→ Stored rows:
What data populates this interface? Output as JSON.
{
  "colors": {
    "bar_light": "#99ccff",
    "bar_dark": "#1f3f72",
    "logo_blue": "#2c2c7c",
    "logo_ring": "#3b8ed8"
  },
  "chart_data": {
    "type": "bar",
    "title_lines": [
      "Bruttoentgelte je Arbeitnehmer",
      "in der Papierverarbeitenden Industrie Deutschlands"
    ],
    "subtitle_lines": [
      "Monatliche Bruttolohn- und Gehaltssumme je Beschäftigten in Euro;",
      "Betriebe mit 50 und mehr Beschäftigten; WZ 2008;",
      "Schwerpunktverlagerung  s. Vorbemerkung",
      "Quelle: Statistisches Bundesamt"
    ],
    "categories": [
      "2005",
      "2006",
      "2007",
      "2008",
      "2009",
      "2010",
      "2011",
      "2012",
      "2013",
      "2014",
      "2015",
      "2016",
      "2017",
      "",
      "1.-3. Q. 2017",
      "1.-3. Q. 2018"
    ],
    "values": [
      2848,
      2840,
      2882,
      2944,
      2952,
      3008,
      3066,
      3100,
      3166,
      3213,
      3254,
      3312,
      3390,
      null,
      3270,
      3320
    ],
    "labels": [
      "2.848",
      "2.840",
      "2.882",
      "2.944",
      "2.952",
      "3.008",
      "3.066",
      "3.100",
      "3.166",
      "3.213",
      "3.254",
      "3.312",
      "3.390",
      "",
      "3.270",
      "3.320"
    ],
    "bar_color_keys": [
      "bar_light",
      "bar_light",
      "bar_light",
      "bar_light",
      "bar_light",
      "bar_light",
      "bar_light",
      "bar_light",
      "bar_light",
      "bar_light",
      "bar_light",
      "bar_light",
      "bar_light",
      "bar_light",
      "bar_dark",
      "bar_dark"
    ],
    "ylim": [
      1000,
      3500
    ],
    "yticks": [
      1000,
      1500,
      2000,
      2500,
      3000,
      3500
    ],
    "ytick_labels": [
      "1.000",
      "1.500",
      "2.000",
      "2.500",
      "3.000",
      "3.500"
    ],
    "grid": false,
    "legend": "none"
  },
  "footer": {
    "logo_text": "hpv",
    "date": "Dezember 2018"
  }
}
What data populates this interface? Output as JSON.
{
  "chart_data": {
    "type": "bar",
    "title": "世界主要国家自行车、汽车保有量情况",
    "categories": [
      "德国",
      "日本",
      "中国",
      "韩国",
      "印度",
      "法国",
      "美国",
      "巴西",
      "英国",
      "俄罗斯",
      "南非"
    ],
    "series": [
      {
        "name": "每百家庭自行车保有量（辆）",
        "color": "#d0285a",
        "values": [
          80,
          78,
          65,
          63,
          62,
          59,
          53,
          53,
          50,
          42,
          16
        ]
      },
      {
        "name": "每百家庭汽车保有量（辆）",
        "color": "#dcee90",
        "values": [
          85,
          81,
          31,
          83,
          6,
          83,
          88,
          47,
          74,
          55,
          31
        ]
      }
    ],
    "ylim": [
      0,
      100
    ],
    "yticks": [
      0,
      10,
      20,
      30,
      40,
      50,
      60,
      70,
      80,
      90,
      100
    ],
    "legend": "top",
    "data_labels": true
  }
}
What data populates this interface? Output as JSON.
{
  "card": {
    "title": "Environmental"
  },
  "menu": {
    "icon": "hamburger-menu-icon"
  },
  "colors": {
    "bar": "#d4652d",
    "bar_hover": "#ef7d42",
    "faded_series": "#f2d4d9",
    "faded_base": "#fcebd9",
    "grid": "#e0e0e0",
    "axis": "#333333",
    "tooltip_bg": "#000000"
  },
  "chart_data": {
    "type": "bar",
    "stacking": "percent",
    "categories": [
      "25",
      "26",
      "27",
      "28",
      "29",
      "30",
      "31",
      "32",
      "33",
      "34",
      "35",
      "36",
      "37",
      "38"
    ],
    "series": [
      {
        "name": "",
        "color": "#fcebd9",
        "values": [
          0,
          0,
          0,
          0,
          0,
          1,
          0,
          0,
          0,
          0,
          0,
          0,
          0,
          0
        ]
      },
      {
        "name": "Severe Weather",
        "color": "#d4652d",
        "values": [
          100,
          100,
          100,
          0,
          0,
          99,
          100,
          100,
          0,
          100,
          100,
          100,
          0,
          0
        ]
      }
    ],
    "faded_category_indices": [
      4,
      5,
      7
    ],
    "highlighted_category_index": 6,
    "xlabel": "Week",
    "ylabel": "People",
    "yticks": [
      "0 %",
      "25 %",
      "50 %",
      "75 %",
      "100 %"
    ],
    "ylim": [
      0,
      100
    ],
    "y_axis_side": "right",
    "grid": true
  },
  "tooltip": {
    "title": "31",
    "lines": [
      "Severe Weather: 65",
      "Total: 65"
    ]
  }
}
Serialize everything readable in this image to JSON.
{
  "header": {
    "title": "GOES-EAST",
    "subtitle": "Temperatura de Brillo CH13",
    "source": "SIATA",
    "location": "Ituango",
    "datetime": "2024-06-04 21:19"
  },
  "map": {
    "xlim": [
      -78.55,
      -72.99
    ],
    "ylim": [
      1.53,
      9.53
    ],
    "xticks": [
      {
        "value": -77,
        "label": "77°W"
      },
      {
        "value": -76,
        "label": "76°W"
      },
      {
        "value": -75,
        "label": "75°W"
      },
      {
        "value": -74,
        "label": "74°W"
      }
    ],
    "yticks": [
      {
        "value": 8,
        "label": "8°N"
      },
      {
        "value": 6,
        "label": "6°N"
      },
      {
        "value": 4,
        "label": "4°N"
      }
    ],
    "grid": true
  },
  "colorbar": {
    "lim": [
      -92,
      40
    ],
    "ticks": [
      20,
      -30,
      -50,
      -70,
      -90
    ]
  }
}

→ Aim of the task:
Reproduce the listing in full. Keep it exactly as written.

→ Expected answer:
What data populates this interface? Output as JSON.
{
  "colors": {
    "bar_light": "#99ccff",
    "bar_dark": "#1f3f72",
    "logo_blue": "#2c2c7c",
    "logo_ring": "#3b8ed8"
  },
  "chart_data": {
    "type": "bar",
    "title_lines": [
      "Bruttoentgelte je Arbeitnehmer",
      "in der Papierverarbeitenden Industrie Deutschlands"
    ],
    "subtitle_lines": [
      "Monatliche Bruttolohn- und Gehaltssumme je Beschäftigten in Euro;",
      "Betriebe mit 50 und mehr Beschäftigten; WZ 2008;",
      "Schwerpunktverlagerung  s. Vorbemerkung",
      "Quelle: Statistisches Bundesamt"
    ],
    "categories": [
      "2005",
      "2006",
      "2007",
      "2008",
      "2009",
      "2010",
      "2011",
      "2012",
      "2013",
      "2014",
      "2015",
      "2016",
      "2017",
      "",
      "1.-3. Q. 2017",
      "1.-3. Q. 2018"
    ],
    "values": [
      2848,
      2840,
      2882,
      2944,
      2952,
      3008,
      3066,
      3100,
      3166,
      3213,
      3254,
      3312,
      3390,
      null,
      3270,
      3320
    ],
    "labels": [
      "2.848",
      "2.840",
      "2.882",
      "2.944",
      "2.952",
      "3.008",
      "3.066",
      "3.100",
      "3.166",
      "3.213",
      "3.254",
      "3.312",
      "3.390",
      "",
      "3.270",
      "3.320"
    ],
    "bar_color_keys": [
      "bar_light",
      "bar_light",
      "bar_light",
      "bar_light",
      "bar_light",
      "bar_light",
      "bar_light",
      "bar_light",
      "bar_light",
      "bar_light",
      "bar_light",
      "bar_light",
      "bar_light",
      "bar_light",
      "bar_dark",
      "bar_dark"
    ],
    "ylim": [
      1000,
      3500
    ],
    "yticks": [
      1000,
      1500,
      2000,
      2500,
      3000,
      3500
    ],
    "ytick_labels": [
      "1.000",
      "1.500",
      "2.000",
      "2.500",
      "3.000",
      "3.500"
    ],
    "grid": false,
    "legend": "none"
  },
  "footer": {
    "logo_text": "hpv",
    "date": "Dezember 2018"
  }
}
What data populates this interface? Output as JSON.
{
  "chart_data": {
    "type": "bar",
    "title": "世界主要国家自行车、汽车保有量情况",
    "categories": [
      "德国",
      "日本",
      "中国",
      "韩国",
      "印度",
      "法国",
      "美国",
      "巴西",
      "英国",
      "俄罗斯",
      "南非"
    ],
    "series": [
      {
        "name": "每百家庭自行车保有量（辆）",
        "color": "#d0285a",
        "values": [
          80,
          78,
          65,
          63,
          62,
          59,
          53,
          53,
          50,
          42,
          16
        ]
      },
      {
        "name": "每百家庭汽车保有量（辆）",
        "color": "#dcee90",
        "values": [
          85,
          81,
          31,
          83,
          6,
          83,
          88,
          47,
          74,
          55,
          31
        ]
      }
    ],
    "ylim": [
      0,
      100
    ],
    "yticks": [
      0,
      10,
      20,
      30,
      40,
      50,
      60,
      70,
      80,
      90,
      100
    ],
    "legend": "top",
    "data_labels": true
  }
}
What data populates this interface? Output as JSON.
{
  "card": {
    "title": "Environmental"
  },
  "menu": {
    "icon": "hamburger-menu-icon"
  },
  "colors": {
    "bar": "#d4652d",
    "bar_hover": "#ef7d42",
    "faded_series": "#f2d4d9",
    "faded_base": "#fcebd9",
    "grid": "#e0e0e0",
    "axis": "#333333",
    "tooltip_bg": "#000000"
  },
  "chart_data": {
    "type": "bar",
    "stacking": "percent",
    "categories": [
      "25",
      "26",
      "27",
      "28",
      "29",
      "30",
      "31",
      "32",
      "33",
      "34",
      "35",
      "36",
      "37",
      "38"
    ],
    "series": [
      {
        "name": "",
        "color": "#fcebd9",
        "values": [
          0,
          0,
          0,
          0,
          0,
          1,
          0,
          0,
          0,
          0,
          0,
          0,
          0,
          0
        ]
      },
      {
        "name": "Severe Weather",
        "color": "#d4652d",
        "values": [
          100,
          100,
          100,
          0,
          0,
          99,
          100,
          100,
          0,
          100,
          100,
          100,
          0,
          0
        ]
      }
    ],
    "faded_category_indices": [
      4,
      5,
      7
    ],
    "highlighted_category_index": 6,
    "xlabel": "Week",
    "ylabel": "People",
    "yticks": [
      "0 %",
      "25 %",
      "50 %",
      "75 %",
      "100 %"
    ],
    "ylim": [
      0,
      100
    ],
    "y_axis_side": "right",
    "grid": true
  },
  "tooltip": {
    "title": "31",
    "lines": [
      "Severe Weather: 65",
      "Total: 65"
    ]
  }
}
Serialize everything readable in this image to JSON.
{
  "header": {
    "title": "GOES-EAST",
    "subtitle": "Temperatura de Brillo CH13",
    "source": "SIATA",
    "location": "Ituango",
    "datetime": "2024-06-04 21:19"
  },
  "map": {
    "xlim": [
      -78.55,
      -72.99
    ],
    "ylim": [
      1.53,
      9.53
    ],
    "xticks": [
      {
        "value": -77,
        "label": "77°W"
      },
      {
        "value": -76,
        "label": "76°W"
      },
      {
        "value": -75,
        "label": "75°W"
      },
      {
        "value": -74,
        "label": "74°W"
      }
    ],
    "yticks": [
      {
        "value": 8,
        "label": "8°N"
      },
      {
        "value": 6,
        "label": "6°N"
      },
      {
        "value": 4,
        "label": "4°N"
      }
    ],
    "grid": true
  },
  "colorbar": {
    "lim": [
      -92,
      40
    ],
    "ticks": [
      20,
      -30,
      -50,
      -70,
      -90
    ]
  }
}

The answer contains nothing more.